TASK DESCRIPTION
Transcribe the whole listing below without changing a word, but leave out every image.
^^^^
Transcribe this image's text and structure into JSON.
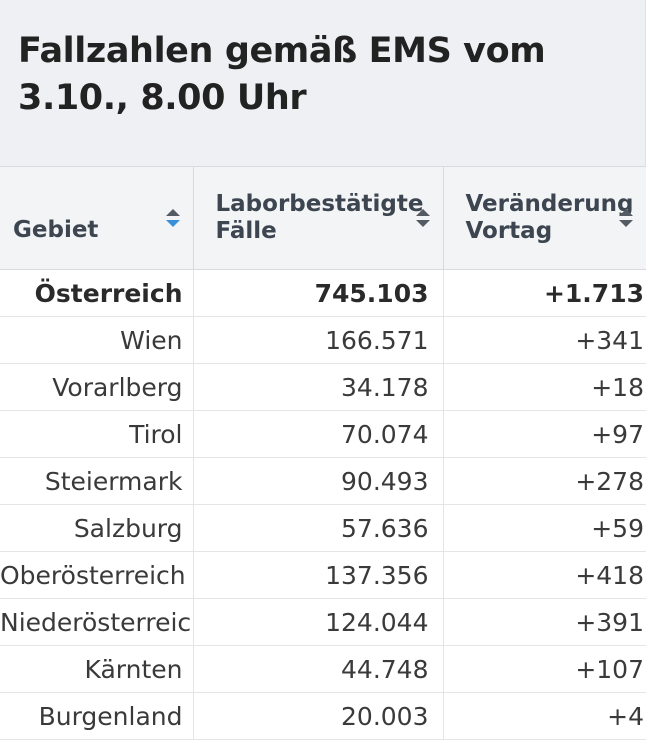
{
  "header": {
    "title": "Fallzahlen gemäß EMS vom 3.10., 8.00 Uhr"
  },
  "table": {
    "columns": [
      {
        "label": "Gebiet",
        "sort_icon": "sort-active-icon"
      },
      {
        "label": "Laborbestätigte Fälle",
        "sort_icon": "sort-icon"
      },
      {
        "label": "Veränderung Vortag",
        "sort_icon": "sort-icon"
      }
    ],
    "rows": [
      {
        "gebiet": "Österreich",
        "faelle": "745.103",
        "veraenderung": "+1.713",
        "bold": true
      },
      {
        "gebiet": "Wien",
        "faelle": "166.571",
        "veraenderung": "+341"
      },
      {
        "gebiet": "Vorarlberg",
        "faelle": "34.178",
        "veraenderung": "+18"
      },
      {
        "gebiet": "Tirol",
        "faelle": "70.074",
        "veraenderung": "+97"
      },
      {
        "gebiet": "Steiermark",
        "faelle": "90.493",
        "veraenderung": "+278"
      },
      {
        "gebiet": "Salzburg",
        "faelle": "57.636",
        "veraenderung": "+59"
      },
      {
        "gebiet": "Oberösterreich",
        "faelle": "137.356",
        "veraenderung": "+418"
      },
      {
        "gebiet": "Niederösterreich",
        "faelle": "124.044",
        "veraenderung": "+391"
      },
      {
        "gebiet": "Kärnten",
        "faelle": "44.748",
        "veraenderung": "+107"
      },
      {
        "gebiet": "Burgenland",
        "faelle": "20.003",
        "veraenderung": "+4"
      }
    ]
  },
  "colors": {
    "sort_active": "#3a8fd9",
    "sort_inactive": "#555b63",
    "header_bg": "#eef0f3",
    "table_header_bg": "#f3f4f6"
  }
}
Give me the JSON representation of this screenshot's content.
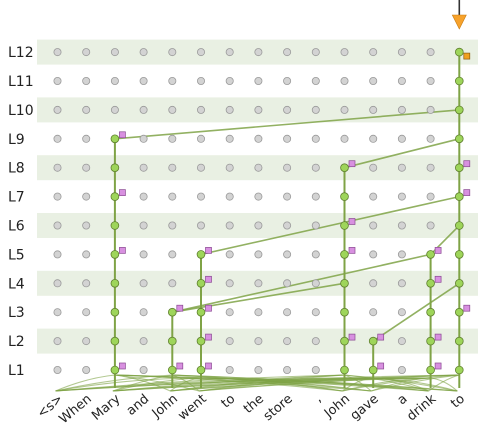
^^^^
EXERCISE OUTPUT
Transcribe this image's text and structure into JSON.
{
  "header": {
    "title": "Fallzahlen gemäß EMS vom 3.10., 8.00 Uhr"
  },
  "table": {
    "columns": [
      {
        "label": "Gebiet",
        "sort_icon": "sort-active-icon"
      },
      {
        "label": "Laborbestätigte Fälle",
        "sort_icon": "sort-icon"
      },
      {
        "label": "Veränderung Vortag",
        "sort_icon": "sort-icon"
      }
    ],
    "rows": [
      {
        "gebiet": "Österreich",
        "faelle": "745.103",
        "veraenderung": "+1.713",
        "bold": true
      },
      {
        "gebiet": "Wien",
        "faelle": "166.571",
        "veraenderung": "+341"
      },
      {
        "gebiet": "Vorarlberg",
        "faelle": "34.178",
        "veraenderung": "+18"
      },
      {
        "gebiet": "Tirol",
        "faelle": "70.074",
        "veraenderung": "+97"
      },
      {
        "gebiet": "Steiermark",
        "faelle": "90.493",
        "veraenderung": "+278"
      },
      {
        "gebiet": "Salzburg",
        "faelle": "57.636",
        "veraenderung": "+59"
      },
      {
        "gebiet": "Oberösterreich",
        "faelle": "137.356",
        "veraenderung": "+418"
      },
      {
        "gebiet": "Niederösterreich",
        "faelle": "124.044",
        "veraenderung": "+391"
      },
      {
        "gebiet": "Kärnten",
        "faelle": "44.748",
        "veraenderung": "+107"
      },
      {
        "gebiet": "Burgenland",
        "faelle": "20.003",
        "veraenderung": "+4"
      }
    ]
  },
  "colors": {
    "sort_active": "#3a8fd9",
    "sort_inactive": "#555b63",
    "header_bg": "#eef0f3",
    "table_header_bg": "#f3f4f6"
  }
}
Give me the JSON representation of this screenshot's content.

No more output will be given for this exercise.